» **GIVEN INSTRUCTION**: Send back the records in full, character for character.

***

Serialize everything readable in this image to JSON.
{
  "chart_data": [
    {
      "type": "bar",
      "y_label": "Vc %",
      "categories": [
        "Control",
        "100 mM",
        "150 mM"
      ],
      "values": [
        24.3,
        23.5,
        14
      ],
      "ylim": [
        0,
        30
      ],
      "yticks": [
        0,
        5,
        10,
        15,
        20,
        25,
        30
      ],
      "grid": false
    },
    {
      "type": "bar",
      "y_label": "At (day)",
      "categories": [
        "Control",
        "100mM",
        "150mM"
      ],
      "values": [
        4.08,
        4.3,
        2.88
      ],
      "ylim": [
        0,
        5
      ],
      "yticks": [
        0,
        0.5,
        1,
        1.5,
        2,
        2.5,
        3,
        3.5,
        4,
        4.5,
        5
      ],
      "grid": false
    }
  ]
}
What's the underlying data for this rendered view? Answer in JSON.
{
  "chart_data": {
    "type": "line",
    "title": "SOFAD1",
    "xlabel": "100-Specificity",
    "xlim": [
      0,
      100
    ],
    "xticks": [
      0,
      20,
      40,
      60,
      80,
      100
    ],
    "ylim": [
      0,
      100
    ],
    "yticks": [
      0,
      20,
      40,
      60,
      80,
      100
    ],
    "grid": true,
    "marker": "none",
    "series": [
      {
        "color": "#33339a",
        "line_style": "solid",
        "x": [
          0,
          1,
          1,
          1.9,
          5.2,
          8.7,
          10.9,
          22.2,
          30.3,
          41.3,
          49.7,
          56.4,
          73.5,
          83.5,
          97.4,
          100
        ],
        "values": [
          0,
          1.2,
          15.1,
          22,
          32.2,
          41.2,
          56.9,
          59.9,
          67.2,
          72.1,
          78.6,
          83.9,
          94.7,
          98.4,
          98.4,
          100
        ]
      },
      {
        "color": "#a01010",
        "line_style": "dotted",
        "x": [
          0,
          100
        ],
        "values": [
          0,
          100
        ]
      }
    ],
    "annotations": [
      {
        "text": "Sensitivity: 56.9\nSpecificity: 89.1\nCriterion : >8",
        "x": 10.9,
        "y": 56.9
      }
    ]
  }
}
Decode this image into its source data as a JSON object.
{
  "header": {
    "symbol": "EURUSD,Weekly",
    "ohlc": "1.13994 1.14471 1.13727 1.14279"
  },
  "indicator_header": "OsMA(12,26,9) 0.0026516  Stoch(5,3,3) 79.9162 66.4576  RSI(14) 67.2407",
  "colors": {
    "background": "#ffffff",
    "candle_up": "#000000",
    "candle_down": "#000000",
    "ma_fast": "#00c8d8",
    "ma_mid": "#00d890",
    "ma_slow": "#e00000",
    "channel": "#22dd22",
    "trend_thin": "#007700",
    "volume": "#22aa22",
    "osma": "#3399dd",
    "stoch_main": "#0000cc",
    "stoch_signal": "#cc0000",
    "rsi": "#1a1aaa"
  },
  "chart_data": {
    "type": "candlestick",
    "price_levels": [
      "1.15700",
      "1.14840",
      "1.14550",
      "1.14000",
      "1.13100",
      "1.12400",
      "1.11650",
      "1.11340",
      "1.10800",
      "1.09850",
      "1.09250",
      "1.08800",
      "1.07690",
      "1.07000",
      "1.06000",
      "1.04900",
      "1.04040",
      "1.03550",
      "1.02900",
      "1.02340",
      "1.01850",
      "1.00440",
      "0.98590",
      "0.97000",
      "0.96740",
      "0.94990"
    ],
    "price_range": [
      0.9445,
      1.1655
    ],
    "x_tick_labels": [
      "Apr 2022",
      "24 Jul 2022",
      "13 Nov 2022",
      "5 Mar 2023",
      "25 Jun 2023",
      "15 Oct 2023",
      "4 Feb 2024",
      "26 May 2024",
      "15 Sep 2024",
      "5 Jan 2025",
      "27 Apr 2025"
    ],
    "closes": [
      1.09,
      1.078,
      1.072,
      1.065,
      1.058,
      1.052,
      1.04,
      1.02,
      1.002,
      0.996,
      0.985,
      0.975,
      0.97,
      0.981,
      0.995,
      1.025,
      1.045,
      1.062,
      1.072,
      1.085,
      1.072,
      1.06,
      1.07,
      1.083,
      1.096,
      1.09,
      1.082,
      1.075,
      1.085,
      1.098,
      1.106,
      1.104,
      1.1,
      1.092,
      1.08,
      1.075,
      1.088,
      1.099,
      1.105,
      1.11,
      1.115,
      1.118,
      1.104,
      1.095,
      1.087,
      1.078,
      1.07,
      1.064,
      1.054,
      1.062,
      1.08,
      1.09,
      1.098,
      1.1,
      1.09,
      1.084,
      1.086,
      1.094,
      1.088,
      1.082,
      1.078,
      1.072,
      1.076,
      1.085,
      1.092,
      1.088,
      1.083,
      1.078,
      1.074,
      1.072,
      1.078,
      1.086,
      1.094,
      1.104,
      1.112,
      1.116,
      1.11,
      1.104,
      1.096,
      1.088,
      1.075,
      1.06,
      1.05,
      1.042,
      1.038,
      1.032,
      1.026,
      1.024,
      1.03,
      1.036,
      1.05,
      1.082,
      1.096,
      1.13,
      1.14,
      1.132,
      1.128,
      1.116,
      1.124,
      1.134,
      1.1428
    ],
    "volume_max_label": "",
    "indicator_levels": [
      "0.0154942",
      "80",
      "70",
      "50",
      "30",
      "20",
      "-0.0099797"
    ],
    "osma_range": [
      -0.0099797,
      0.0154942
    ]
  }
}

***

» **RESPONSE TO THIS TASK**:
Serialize everything readable in this image to JSON.
{
  "chart_data": [
    {
      "type": "bar",
      "y_label": "Vc %",
      "categories": [
        "Control",
        "100 mM",
        "150 mM"
      ],
      "values": [
        24.3,
        23.5,
        14
      ],
      "ylim": [
        0,
        30
      ],
      "yticks": [
        0,
        5,
        10,
        15,
        20,
        25,
        30
      ],
      "grid": false
    },
    {
      "type": "bar",
      "y_label": "At (day)",
      "categories": [
        "Control",
        "100mM",
        "150mM"
      ],
      "values": [
        4.08,
        4.3,
        2.88
      ],
      "ylim": [
        0,
        5
      ],
      "yticks": [
        0,
        0.5,
        1,
        1.5,
        2,
        2.5,
        3,
        3.5,
        4,
        4.5,
        5
      ],
      "grid": false
    }
  ]
}
What's the underlying data for this rendered view? Answer in JSON.
{
  "chart_data": {
    "type": "line",
    "title": "SOFAD1",
    "xlabel": "100-Specificity",
    "xlim": [
      0,
      100
    ],
    "xticks": [
      0,
      20,
      40,
      60,
      80,
      100
    ],
    "ylim": [
      0,
      100
    ],
    "yticks": [
      0,
      20,
      40,
      60,
      80,
      100
    ],
    "grid": true,
    "marker": "none",
    "series": [
      {
        "color": "#33339a",
        "line_style": "solid",
        "x": [
          0,
          1,
          1,
          1.9,
          5.2,
          8.7,
          10.9,
          22.2,
          30.3,
          41.3,
          49.7,
          56.4,
          73.5,
          83.5,
          97.4,
          100
        ],
        "values": [
          0,
          1.2,
          15.1,
          22,
          32.2,
          41.2,
          56.9,
          59.9,
          67.2,
          72.1,
          78.6,
          83.9,
          94.7,
          98.4,
          98.4,
          100
        ]
      },
      {
        "color": "#a01010",
        "line_style": "dotted",
        "x": [
          0,
          100
        ],
        "values": [
          0,
          100
        ]
      }
    ],
    "annotations": [
      {
        "text": "Sensitivity: 56.9\nSpecificity: 89.1\nCriterion : >8",
        "x": 10.9,
        "y": 56.9
      }
    ]
  }
}
Decode this image into its source data as a JSON object.
{
  "header": {
    "symbol": "EURUSD,Weekly",
    "ohlc": "1.13994 1.14471 1.13727 1.14279"
  },
  "indicator_header": "OsMA(12,26,9) 0.0026516  Stoch(5,3,3) 79.9162 66.4576  RSI(14) 67.2407",
  "colors": {
    "background": "#ffffff",
    "candle_up": "#000000",
    "candle_down": "#000000",
    "ma_fast": "#00c8d8",
    "ma_mid": "#00d890",
    "ma_slow": "#e00000",
    "channel": "#22dd22",
    "trend_thin": "#007700",
    "volume": "#22aa22",
    "osma": "#3399dd",
    "stoch_main": "#0000cc",
    "stoch_signal": "#cc0000",
    "rsi": "#1a1aaa"
  },
  "chart_data": {
    "type": "candlestick",
    "price_levels": [
      "1.15700",
      "1.14840",
      "1.14550",
      "1.14000",
      "1.13100",
      "1.12400",
      "1.11650",
      "1.11340",
      "1.10800",
      "1.09850",
      "1.09250",
      "1.08800",
      "1.07690",
      "1.07000",
      "1.06000",
      "1.04900",
      "1.04040",
      "1.03550",
      "1.02900",
      "1.02340",
      "1.01850",
      "1.00440",
      "0.98590",
      "0.97000",
      "0.96740",
      "0.94990"
    ],
    "price_range": [
      0.9445,
      1.1655
    ],
    "x_tick_labels": [
      "Apr 2022",
      "24 Jul 2022",
      "13 Nov 2022",
      "5 Mar 2023",
      "25 Jun 2023",
      "15 Oct 2023",
      "4 Feb 2024",
      "26 May 2024",
      "15 Sep 2024",
      "5 Jan 2025",
      "27 Apr 2025"
    ],
    "closes": [
      1.09,
      1.078,
      1.072,
      1.065,
      1.058,
      1.052,
      1.04,
      1.02,
      1.002,
      0.996,
      0.985,
      0.975,
      0.97,
      0.981,
      0.995,
      1.025,
      1.045,
      1.062,
      1.072,
      1.085,
      1.072,
      1.06,
      1.07,
      1.083,
      1.096,
      1.09,
      1.082,
      1.075,
      1.085,
      1.098,
      1.106,
      1.104,
      1.1,
      1.092,
      1.08,
      1.075,
      1.088,
      1.099,
      1.105,
      1.11,
      1.115,
      1.118,
      1.104,
      1.095,
      1.087,
      1.078,
      1.07,
      1.064,
      1.054,
      1.062,
      1.08,
      1.09,
      1.098,
      1.1,
      1.09,
      1.084,
      1.086,
      1.094,
      1.088,
      1.082,
      1.078,
      1.072,
      1.076,
      1.085,
      1.092,
      1.088,
      1.083,
      1.078,
      1.074,
      1.072,
      1.078,
      1.086,
      1.094,
      1.104,
      1.112,
      1.116,
      1.11,
      1.104,
      1.096,
      1.088,
      1.075,
      1.06,
      1.05,
      1.042,
      1.038,
      1.032,
      1.026,
      1.024,
      1.03,
      1.036,
      1.05,
      1.082,
      1.096,
      1.13,
      1.14,
      1.132,
      1.128,
      1.116,
      1.124,
      1.134,
      1.1428
    ],
    "volume_max_label": "",
    "indicator_levels": [
      "0.0154942",
      "80",
      "70",
      "50",
      "30",
      "20",
      "-0.0099797"
    ],
    "osma_range": [
      -0.0099797,
      0.0154942
    ]
  }
}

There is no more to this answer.